WAT TE DOEN:
Neem het fragment over de uitleg van overeenkomsten hieronder alstublieft volledig en woord voor woord over.

BRONFRAGMENT:
▬▬▬

Welke handvatten biedt het recht?
BW: geen specifieke regeling voor uitleg, wel incidentele bepalingen:
- Art. 6:231 jo. 6:238 lid 2, tweede zin, BW (contra proferentem regel: als een
beding in de algemene voorwaarden voor meer dan één uitleg vatbaar is, dient
de uitleg gekozen te worden die het meest gunstig is voor de wederpartij van
diegene die de algemene voorwaarden heeft opgesteld).
- Art. 6:248 BW, redelijkheid en billijkheid: “Een overeenkomst heeft niet alleen
de door partijen overeengekomen rechtsgevolgen, maar ook die welke, naar de
aard van de overeenkomst, uit de wet, de gewoonte of de eisen van
redelijkheid en billijkheid voortvloeien”. HR Baris/Riezenkamp.
- Art. 3:35 BW, gerechtvaardigd vertrouwen.
Gezichtspunten uit de jurisprudentie.
Wilsvertrouwensleer:
Wilsvertrouwensleer en totstandkoming
- Art. 3:33 en art. 3:35 BW.
Wilsvertrouwensleer en de inhoud van de overeenkomst (uitleg)
- HR Bunde/Erckens
- Uitleg als verlengde van de wilsvertrouwensleer
- Gerechtvaardigd vertrouwen centraal (art. 3:11, 3:35 BW).
- HR Haviltex
- Rechtsregel: “Een zuiver taalkundige uitleg van de bepalingen van het
contract is onvoldoende om de verhoudingen van partijen te bepalen en een
leemte aan te vullen”.

▬▬▬

Locatiegegevens van elementen:
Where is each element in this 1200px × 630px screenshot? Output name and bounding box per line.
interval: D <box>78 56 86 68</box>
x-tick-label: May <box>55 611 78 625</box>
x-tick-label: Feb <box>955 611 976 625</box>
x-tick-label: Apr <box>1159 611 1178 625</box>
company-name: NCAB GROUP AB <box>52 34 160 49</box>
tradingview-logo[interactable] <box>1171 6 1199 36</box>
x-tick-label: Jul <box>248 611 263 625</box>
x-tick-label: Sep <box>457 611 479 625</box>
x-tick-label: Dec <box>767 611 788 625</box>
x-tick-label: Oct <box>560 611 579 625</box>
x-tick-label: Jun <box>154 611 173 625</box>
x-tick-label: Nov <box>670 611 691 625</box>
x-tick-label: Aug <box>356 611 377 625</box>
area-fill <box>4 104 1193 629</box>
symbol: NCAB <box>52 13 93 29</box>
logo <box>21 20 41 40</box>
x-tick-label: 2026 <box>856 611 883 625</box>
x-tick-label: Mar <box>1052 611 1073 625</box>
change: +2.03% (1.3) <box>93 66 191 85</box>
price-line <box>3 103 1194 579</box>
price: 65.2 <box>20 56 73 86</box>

▬▬▬

UITGEVOERDE OPDRACHT:
Welke handvatten biedt het recht?
BW: geen specifieke regeling voor uitleg, wel incidentele bepalingen:
- Art. 6:231 jo. 6:238 lid 2, tweede zin, BW (contra proferentem regel: als een
beding in de algemene voorwaarden voor meer dan één uitleg vatbaar is, dient
de uitleg gekozen te worden die het meest gunstig is voor de wederpartij van
diegene die de algemene voorwaarden heeft opgesteld).
- Art. 6:248 BW, redelijkheid en billijkheid: “Een overeenkomst heeft niet alleen
de door partijen overeengekomen rechtsgevolgen, maar ook die welke, naar de
aard van de overeenkomst, uit de wet, de gewoonte of de eisen van
redelijkheid en billijkheid voortvloeien”. HR Baris/Riezenkamp.
- Art. 3:35 BW, gerechtvaardigd vertrouwen.
Gezichtspunten uit de jurisprudentie.
Wilsvertrouwensleer:
Wilsvertrouwensleer en totstandkoming
- Art. 3:33 en art. 3:35 BW.
Wilsvertrouwensleer en de inhoud van de overeenkomst (uitleg)
- HR Bunde/Erckens
- Uitleg als verlengde van de wilsvertrouwensleer
- Gerechtvaardigd vertrouwen centraal (art. 3:11, 3:35 BW).
- HR Haviltex
- Rechtsregel: “Een zuiver taalkundige uitleg van de bepalingen van het
contract is onvoldoende om de verhoudingen van partijen te bepalen en een
leemte aan te vullen”.